Identify, in the records below, every line where the string "marker" appears, and copy each such line.

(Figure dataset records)
◇ ◇ ◇ ◇
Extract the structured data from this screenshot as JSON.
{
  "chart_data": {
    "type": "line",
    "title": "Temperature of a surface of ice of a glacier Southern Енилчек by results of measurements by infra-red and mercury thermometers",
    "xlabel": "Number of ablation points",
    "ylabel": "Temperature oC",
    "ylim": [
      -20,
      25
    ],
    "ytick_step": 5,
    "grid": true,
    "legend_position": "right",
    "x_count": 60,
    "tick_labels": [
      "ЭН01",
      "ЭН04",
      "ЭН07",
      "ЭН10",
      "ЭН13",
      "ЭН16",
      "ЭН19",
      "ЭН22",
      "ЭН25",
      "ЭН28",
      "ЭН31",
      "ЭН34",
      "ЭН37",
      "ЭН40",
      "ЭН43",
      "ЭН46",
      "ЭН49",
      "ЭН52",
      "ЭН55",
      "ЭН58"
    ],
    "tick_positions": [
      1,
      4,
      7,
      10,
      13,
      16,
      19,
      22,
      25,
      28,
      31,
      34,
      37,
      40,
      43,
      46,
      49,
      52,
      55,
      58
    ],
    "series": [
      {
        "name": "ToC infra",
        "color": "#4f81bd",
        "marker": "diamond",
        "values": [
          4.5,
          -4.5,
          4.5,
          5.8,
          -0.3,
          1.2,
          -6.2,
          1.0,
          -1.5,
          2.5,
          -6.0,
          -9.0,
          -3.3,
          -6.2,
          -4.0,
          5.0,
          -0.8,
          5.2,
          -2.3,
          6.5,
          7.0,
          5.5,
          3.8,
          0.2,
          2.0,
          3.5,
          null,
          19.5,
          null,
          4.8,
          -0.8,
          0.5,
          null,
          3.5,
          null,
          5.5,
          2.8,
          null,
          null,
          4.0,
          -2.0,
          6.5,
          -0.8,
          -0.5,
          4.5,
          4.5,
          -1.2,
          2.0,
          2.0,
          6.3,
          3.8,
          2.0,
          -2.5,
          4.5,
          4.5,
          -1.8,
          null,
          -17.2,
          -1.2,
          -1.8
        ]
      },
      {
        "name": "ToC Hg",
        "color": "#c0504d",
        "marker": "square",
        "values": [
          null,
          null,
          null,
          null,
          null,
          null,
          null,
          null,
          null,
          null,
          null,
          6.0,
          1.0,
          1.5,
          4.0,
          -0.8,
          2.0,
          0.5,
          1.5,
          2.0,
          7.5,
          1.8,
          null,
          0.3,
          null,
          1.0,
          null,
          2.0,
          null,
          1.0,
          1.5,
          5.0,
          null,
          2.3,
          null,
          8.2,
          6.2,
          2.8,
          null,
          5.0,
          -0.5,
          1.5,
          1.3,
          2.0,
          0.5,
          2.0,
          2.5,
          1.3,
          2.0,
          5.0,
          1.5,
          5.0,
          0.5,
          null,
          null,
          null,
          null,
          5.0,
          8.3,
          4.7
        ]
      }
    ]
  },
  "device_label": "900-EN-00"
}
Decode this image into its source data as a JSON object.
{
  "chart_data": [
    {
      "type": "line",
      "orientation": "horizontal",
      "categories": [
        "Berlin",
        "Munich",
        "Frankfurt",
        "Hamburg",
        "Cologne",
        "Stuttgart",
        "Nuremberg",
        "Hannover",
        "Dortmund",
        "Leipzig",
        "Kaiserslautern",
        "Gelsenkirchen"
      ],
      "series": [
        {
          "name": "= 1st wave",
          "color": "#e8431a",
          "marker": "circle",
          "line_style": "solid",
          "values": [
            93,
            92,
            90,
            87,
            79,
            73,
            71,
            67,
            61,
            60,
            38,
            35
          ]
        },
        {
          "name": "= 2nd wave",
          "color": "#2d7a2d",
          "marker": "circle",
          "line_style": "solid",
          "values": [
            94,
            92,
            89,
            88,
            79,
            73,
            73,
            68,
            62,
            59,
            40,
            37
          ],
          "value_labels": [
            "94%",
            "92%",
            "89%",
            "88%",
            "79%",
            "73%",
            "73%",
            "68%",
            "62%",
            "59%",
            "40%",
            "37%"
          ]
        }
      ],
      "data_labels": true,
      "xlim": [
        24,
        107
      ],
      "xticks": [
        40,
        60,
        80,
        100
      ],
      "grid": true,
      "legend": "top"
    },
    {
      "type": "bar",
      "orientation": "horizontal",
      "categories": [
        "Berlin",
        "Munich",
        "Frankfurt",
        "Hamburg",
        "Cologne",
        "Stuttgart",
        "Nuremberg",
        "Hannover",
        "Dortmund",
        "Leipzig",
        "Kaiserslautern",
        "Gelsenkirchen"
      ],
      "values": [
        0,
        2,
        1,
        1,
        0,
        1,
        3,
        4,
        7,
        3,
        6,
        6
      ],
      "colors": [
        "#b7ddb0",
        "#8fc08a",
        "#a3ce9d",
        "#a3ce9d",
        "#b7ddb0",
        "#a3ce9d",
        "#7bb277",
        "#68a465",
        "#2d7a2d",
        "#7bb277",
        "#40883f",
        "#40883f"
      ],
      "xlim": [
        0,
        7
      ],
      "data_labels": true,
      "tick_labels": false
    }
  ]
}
◇ ◇ ◇ ◇
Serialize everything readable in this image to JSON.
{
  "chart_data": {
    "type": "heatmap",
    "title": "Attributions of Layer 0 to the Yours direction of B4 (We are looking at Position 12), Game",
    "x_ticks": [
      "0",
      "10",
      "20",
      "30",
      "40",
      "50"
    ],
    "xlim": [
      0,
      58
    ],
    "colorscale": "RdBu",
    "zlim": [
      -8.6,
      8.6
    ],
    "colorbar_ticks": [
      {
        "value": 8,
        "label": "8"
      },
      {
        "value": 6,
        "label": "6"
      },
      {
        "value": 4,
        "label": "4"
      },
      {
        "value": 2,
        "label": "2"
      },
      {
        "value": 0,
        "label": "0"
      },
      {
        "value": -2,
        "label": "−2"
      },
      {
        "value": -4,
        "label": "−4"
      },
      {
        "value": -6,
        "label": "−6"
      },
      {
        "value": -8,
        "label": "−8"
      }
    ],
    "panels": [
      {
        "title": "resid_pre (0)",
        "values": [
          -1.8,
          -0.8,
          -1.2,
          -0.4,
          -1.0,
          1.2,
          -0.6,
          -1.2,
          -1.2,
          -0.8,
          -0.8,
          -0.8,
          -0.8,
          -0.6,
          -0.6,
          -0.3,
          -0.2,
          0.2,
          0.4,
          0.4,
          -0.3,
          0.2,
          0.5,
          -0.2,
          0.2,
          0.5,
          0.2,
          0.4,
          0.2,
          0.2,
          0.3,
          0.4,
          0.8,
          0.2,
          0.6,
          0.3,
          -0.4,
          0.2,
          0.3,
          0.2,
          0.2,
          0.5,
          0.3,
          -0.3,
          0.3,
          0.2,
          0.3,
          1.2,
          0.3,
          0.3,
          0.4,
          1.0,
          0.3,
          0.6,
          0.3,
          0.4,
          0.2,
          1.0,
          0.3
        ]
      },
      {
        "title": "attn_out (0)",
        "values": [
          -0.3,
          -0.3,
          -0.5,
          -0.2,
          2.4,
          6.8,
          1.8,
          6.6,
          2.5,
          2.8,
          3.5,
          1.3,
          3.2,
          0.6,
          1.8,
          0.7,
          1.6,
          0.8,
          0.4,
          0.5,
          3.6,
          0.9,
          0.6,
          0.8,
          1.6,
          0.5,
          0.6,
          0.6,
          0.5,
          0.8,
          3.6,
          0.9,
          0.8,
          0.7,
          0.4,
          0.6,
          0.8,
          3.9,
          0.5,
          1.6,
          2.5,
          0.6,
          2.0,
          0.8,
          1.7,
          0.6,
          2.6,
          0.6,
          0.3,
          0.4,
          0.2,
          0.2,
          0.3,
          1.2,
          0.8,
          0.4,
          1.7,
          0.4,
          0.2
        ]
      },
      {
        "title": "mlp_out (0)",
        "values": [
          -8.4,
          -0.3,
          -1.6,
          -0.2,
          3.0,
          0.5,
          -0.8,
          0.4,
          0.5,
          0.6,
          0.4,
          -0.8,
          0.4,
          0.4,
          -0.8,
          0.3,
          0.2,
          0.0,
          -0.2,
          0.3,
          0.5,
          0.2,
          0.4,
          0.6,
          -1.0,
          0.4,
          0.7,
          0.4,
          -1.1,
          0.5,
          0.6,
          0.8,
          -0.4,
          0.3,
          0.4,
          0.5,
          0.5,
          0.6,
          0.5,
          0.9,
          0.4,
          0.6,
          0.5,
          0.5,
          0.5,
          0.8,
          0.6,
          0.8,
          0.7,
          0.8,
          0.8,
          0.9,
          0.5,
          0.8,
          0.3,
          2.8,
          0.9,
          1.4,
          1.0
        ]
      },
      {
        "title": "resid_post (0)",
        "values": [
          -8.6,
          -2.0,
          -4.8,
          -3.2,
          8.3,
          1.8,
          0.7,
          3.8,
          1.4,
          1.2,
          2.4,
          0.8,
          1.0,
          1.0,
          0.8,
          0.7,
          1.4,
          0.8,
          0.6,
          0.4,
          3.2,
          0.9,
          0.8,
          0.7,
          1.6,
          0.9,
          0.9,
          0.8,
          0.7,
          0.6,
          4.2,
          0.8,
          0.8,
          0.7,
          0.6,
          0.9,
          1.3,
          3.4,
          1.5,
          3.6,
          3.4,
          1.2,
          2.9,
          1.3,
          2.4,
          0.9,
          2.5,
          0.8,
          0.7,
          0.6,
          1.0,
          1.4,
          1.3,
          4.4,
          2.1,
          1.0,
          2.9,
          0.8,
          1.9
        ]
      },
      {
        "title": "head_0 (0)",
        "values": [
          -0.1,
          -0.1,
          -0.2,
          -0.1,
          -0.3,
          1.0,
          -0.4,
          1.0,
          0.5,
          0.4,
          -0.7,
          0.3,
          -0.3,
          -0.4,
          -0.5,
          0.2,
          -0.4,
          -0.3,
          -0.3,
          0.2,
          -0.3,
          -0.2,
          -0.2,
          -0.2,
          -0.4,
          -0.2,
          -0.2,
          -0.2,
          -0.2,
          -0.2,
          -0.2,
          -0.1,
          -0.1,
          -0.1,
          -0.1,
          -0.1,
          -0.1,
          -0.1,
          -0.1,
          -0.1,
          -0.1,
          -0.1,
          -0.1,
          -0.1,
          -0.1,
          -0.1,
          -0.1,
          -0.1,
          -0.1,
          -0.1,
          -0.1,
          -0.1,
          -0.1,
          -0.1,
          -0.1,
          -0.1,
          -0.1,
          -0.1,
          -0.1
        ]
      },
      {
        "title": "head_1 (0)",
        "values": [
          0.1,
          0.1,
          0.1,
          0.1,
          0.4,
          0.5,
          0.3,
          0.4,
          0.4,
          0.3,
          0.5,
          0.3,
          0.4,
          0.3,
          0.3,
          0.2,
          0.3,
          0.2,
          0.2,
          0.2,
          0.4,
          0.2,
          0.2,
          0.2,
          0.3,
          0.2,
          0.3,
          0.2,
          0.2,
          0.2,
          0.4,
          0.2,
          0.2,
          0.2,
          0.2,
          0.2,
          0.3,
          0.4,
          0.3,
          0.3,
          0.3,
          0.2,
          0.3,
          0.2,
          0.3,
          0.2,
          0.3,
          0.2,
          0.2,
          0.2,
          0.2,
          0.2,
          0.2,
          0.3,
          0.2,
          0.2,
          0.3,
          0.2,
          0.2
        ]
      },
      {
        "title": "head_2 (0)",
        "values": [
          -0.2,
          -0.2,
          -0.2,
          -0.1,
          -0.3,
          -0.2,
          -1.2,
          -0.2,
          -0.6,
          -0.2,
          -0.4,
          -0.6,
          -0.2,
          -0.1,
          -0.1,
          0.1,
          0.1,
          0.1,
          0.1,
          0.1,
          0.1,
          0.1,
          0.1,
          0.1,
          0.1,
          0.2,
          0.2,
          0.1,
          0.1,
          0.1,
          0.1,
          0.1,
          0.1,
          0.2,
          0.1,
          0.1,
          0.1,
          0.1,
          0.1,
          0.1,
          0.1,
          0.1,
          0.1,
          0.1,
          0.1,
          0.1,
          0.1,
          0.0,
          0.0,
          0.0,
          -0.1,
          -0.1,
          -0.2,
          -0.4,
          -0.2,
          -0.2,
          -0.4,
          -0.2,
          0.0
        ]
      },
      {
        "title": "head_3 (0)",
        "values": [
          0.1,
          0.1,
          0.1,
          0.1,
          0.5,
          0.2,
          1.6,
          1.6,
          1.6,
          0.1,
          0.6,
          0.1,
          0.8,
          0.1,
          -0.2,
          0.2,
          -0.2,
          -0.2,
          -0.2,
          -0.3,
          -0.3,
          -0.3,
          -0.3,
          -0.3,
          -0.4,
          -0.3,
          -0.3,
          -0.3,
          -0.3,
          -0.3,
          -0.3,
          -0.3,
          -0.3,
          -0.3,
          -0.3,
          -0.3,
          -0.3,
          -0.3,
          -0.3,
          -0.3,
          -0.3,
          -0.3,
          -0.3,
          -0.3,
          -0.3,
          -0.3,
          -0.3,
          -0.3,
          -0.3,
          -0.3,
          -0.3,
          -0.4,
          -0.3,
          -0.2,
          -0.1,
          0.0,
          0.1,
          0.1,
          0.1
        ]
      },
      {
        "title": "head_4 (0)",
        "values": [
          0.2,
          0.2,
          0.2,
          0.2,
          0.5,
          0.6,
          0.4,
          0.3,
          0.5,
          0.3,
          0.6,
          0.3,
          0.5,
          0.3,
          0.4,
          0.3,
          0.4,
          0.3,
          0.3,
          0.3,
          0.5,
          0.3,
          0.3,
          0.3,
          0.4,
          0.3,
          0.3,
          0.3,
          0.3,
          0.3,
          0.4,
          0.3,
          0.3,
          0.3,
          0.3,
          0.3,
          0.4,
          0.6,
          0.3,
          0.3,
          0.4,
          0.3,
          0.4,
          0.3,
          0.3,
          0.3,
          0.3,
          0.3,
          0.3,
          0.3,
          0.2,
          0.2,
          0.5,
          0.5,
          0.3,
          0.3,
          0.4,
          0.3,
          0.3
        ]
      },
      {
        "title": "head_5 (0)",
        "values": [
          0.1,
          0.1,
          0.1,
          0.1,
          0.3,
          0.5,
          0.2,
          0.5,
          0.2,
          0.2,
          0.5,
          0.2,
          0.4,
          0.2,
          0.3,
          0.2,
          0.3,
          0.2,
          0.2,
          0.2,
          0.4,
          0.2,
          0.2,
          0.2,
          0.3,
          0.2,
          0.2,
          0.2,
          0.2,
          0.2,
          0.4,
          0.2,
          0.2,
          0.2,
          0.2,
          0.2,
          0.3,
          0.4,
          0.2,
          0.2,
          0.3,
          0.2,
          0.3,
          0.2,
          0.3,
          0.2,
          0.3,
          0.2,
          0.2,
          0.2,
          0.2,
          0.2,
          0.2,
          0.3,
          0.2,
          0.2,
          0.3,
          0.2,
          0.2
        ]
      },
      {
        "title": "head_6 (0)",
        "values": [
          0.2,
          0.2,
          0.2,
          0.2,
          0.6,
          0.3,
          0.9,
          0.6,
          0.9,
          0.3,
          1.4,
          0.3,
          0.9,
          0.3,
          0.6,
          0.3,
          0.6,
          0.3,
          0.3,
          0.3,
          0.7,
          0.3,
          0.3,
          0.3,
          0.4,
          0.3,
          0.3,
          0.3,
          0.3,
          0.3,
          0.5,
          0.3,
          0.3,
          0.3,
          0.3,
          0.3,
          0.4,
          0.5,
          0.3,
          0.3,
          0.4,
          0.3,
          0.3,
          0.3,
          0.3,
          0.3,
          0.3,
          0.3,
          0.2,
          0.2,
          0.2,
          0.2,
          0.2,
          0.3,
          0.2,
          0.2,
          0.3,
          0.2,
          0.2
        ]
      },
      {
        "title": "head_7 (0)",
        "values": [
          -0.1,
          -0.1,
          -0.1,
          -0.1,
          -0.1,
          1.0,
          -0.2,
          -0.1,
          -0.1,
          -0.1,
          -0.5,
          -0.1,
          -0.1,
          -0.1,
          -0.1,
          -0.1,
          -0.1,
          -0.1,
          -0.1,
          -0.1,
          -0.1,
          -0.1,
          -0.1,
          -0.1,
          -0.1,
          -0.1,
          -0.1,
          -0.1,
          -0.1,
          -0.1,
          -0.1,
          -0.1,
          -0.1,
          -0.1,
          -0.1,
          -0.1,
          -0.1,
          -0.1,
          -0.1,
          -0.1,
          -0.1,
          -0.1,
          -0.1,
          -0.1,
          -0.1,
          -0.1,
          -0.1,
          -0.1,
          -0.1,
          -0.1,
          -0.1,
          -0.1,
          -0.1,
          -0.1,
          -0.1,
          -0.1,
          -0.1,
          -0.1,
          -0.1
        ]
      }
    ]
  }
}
◇ ◇ ◇ ◇
THE SOLUTION
        "marker": "diamond",
        "marker": "square",
          "marker": "circle",
          "marker": "circle",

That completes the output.